Records contained in a dataset:
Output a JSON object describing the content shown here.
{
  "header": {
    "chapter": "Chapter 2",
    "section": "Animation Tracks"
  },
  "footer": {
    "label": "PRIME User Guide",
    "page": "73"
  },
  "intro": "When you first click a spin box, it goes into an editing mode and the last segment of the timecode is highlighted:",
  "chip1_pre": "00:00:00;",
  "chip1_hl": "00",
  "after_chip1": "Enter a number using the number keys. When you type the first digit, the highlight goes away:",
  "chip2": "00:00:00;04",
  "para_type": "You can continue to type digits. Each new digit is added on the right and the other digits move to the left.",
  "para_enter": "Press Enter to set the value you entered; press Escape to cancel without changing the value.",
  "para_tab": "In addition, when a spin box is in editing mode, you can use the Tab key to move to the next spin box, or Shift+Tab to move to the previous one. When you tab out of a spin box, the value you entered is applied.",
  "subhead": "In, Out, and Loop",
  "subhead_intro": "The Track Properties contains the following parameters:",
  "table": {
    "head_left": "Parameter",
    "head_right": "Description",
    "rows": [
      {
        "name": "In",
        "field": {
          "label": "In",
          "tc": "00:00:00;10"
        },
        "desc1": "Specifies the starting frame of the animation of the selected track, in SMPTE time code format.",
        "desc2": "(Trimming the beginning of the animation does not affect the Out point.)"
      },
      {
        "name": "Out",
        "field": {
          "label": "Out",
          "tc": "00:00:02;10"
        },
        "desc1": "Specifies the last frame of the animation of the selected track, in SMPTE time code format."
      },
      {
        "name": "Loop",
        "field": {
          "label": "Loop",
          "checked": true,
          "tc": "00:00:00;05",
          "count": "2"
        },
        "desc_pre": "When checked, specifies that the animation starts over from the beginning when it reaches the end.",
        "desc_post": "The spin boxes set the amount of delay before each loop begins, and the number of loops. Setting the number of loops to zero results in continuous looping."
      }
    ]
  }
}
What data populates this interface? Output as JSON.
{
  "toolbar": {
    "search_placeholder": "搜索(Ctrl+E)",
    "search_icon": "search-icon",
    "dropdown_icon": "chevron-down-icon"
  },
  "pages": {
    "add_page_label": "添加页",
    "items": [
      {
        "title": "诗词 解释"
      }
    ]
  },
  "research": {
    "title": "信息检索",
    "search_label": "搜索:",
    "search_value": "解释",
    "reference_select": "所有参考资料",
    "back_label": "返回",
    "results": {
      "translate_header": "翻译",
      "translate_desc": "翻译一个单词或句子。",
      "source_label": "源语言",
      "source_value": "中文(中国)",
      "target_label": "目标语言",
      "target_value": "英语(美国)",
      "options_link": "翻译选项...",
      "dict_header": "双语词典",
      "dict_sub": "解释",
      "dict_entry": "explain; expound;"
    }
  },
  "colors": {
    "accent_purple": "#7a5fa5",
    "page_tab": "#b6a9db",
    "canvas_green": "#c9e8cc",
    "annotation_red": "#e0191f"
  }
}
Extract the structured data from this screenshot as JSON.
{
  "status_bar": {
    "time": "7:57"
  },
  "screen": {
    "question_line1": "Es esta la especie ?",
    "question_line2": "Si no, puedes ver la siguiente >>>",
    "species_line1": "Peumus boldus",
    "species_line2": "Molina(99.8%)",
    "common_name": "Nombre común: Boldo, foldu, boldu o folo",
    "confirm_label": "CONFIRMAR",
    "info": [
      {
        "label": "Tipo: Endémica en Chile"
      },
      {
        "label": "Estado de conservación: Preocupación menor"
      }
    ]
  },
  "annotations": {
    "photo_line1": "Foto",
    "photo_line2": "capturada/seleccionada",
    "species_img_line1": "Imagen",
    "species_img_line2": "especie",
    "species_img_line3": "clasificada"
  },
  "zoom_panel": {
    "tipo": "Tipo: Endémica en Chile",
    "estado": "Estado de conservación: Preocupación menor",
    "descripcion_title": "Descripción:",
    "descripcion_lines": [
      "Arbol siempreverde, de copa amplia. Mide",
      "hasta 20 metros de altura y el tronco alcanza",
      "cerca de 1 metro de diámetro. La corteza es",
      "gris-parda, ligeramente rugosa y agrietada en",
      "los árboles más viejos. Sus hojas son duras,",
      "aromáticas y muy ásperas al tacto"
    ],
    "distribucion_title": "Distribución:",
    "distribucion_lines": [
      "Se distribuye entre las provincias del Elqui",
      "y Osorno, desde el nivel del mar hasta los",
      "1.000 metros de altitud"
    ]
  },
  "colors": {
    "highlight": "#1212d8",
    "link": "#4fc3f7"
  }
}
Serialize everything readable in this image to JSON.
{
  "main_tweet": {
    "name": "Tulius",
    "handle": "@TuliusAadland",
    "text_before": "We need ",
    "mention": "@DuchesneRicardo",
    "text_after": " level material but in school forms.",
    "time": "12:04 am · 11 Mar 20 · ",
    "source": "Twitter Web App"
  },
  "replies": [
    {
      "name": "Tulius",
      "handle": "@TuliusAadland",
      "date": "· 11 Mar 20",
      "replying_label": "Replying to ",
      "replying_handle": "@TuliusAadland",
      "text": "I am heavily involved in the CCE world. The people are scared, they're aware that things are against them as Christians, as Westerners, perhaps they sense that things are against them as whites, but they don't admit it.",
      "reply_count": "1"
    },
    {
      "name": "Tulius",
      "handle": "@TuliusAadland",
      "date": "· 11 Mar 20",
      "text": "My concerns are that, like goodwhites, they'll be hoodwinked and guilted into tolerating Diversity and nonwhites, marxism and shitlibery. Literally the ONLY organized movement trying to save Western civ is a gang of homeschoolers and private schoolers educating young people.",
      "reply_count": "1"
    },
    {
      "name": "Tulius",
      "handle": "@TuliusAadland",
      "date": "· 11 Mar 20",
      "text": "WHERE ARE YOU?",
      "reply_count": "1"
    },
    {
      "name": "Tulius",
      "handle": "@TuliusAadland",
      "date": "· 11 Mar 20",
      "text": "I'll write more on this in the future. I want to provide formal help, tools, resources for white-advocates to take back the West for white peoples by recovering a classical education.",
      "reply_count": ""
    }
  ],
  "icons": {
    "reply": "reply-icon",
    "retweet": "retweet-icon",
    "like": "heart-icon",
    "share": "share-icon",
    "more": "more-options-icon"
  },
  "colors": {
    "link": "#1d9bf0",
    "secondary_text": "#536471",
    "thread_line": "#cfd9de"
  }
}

Exercise brief: Retype the records that precede this task, keeping them exactly the same.

Response to this task:
Output a JSON object describing the content shown here.
{
  "header": {
    "chapter": "Chapter 2",
    "section": "Animation Tracks"
  },
  "footer": {
    "label": "PRIME User Guide",
    "page": "73"
  },
  "intro": "When you first click a spin box, it goes into an editing mode and the last segment of the timecode is highlighted:",
  "chip1_pre": "00:00:00;",
  "chip1_hl": "00",
  "after_chip1": "Enter a number using the number keys. When you type the first digit, the highlight goes away:",
  "chip2": "00:00:00;04",
  "para_type": "You can continue to type digits. Each new digit is added on the right and the other digits move to the left.",
  "para_enter": "Press Enter to set the value you entered; press Escape to cancel without changing the value.",
  "para_tab": "In addition, when a spin box is in editing mode, you can use the Tab key to move to the next spin box, or Shift+Tab to move to the previous one. When you tab out of a spin box, the value you entered is applied.",
  "subhead": "In, Out, and Loop",
  "subhead_intro": "The Track Properties contains the following parameters:",
  "table": {
    "head_left": "Parameter",
    "head_right": "Description",
    "rows": [
      {
        "name": "In",
        "field": {
          "label": "In",
          "tc": "00:00:00;10"
        },
        "desc1": "Specifies the starting frame of the animation of the selected track, in SMPTE time code format.",
        "desc2": "(Trimming the beginning of the animation does not affect the Out point.)"
      },
      {
        "name": "Out",
        "field": {
          "label": "Out",
          "tc": "00:00:02;10"
        },
        "desc1": "Specifies the last frame of the animation of the selected track, in SMPTE time code format."
      },
      {
        "name": "Loop",
        "field": {
          "label": "Loop",
          "checked": true,
          "tc": "00:00:00;05",
          "count": "2"
        },
        "desc_pre": "When checked, specifies that the animation starts over from the beginning when it reaches the end.",
        "desc_post": "The spin boxes set the amount of delay before each loop begins, and the number of loops. Setting the number of loops to zero results in continuous looping."
      }
    ]
  }
}
What data populates this interface? Output as JSON.
{
  "toolbar": {
    "search_placeholder": "搜索(Ctrl+E)",
    "search_icon": "search-icon",
    "dropdown_icon": "chevron-down-icon"
  },
  "pages": {
    "add_page_label": "添加页",
    "items": [
      {
        "title": "诗词 解释"
      }
    ]
  },
  "research": {
    "title": "信息检索",
    "search_label": "搜索:",
    "search_value": "解释",
    "reference_select": "所有参考资料",
    "back_label": "返回",
    "results": {
      "translate_header": "翻译",
      "translate_desc": "翻译一个单词或句子。",
      "source_label": "源语言",
      "source_value": "中文(中国)",
      "target_label": "目标语言",
      "target_value": "英语(美国)",
      "options_link": "翻译选项...",
      "dict_header": "双语词典",
      "dict_sub": "解释",
      "dict_entry": "explain; expound;"
    }
  },
  "colors": {
    "accent_purple": "#7a5fa5",
    "page_tab": "#b6a9db",
    "canvas_green": "#c9e8cc",
    "annotation_red": "#e0191f"
  }
}
Extract the structured data from this screenshot as JSON.
{
  "status_bar": {
    "time": "7:57"
  },
  "screen": {
    "question_line1": "Es esta la especie ?",
    "question_line2": "Si no, puedes ver la siguiente >>>",
    "species_line1": "Peumus boldus",
    "species_line2": "Molina(99.8%)",
    "common_name": "Nombre común: Boldo, foldu, boldu o folo",
    "confirm_label": "CONFIRMAR",
    "info": [
      {
        "label": "Tipo: Endémica en Chile"
      },
      {
        "label": "Estado de conservación: Preocupación menor"
      }
    ]
  },
  "annotations": {
    "photo_line1": "Foto",
    "photo_line2": "capturada/seleccionada",
    "species_img_line1": "Imagen",
    "species_img_line2": "especie",
    "species_img_line3": "clasificada"
  },
  "zoom_panel": {
    "tipo": "Tipo: Endémica en Chile",
    "estado": "Estado de conservación: Preocupación menor",
    "descripcion_title": "Descripción:",
    "descripcion_lines": [
      "Arbol siempreverde, de copa amplia. Mide",
      "hasta 20 metros de altura y el tronco alcanza",
      "cerca de 1 metro de diámetro. La corteza es",
      "gris-parda, ligeramente rugosa y agrietada en",
      "los árboles más viejos. Sus hojas son duras,",
      "aromáticas y muy ásperas al tacto"
    ],
    "distribucion_title": "Distribución:",
    "distribucion_lines": [
      "Se distribuye entre las provincias del Elqui",
      "y Osorno, desde el nivel del mar hasta los",
      "1.000 metros de altitud"
    ]
  },
  "colors": {
    "highlight": "#1212d8",
    "link": "#4fc3f7"
  }
}
Serialize everything readable in this image to JSON.
{
  "main_tweet": {
    "name": "Tulius",
    "handle": "@TuliusAadland",
    "text_before": "We need ",
    "mention": "@DuchesneRicardo",
    "text_after": " level material but in school forms.",
    "time": "12:04 am · 11 Mar 20 · ",
    "source": "Twitter Web App"
  },
  "replies": [
    {
      "name": "Tulius",
      "handle": "@TuliusAadland",
      "date": "· 11 Mar 20",
      "replying_label": "Replying to ",
      "replying_handle": "@TuliusAadland",
      "text": "I am heavily involved in the CCE world. The people are scared, they're aware that things are against them as Christians, as Westerners, perhaps they sense that things are against them as whites, but they don't admit it.",
      "reply_count": "1"
    },
    {
      "name": "Tulius",
      "handle": "@TuliusAadland",
      "date": "· 11 Mar 20",
      "text": "My concerns are that, like goodwhites, they'll be hoodwinked and guilted into tolerating Diversity and nonwhites, marxism and shitlibery. Literally the ONLY organized movement trying to save Western civ is a gang of homeschoolers and private schoolers educating young people.",
      "reply_count": "1"
    },
    {
      "name": "Tulius",
      "handle": "@TuliusAadland",
      "date": "· 11 Mar 20",
      "text": "WHERE ARE YOU?",
      "reply_count": "1"
    },
    {
      "name": "Tulius",
      "handle": "@TuliusAadland",
      "date": "· 11 Mar 20",
      "text": "I'll write more on this in the future. I want to provide formal help, tools, resources for white-advocates to take back the West for white peoples by recovering a classical education.",
      "reply_count": ""
    }
  ],
  "icons": {
    "reply": "reply-icon",
    "retweet": "retweet-icon",
    "like": "heart-icon",
    "share": "share-icon",
    "more": "more-options-icon"
  },
  "colors": {
    "link": "#1d9bf0",
    "secondary_text": "#536471",
    "thread_line": "#cfd9de"
  }
}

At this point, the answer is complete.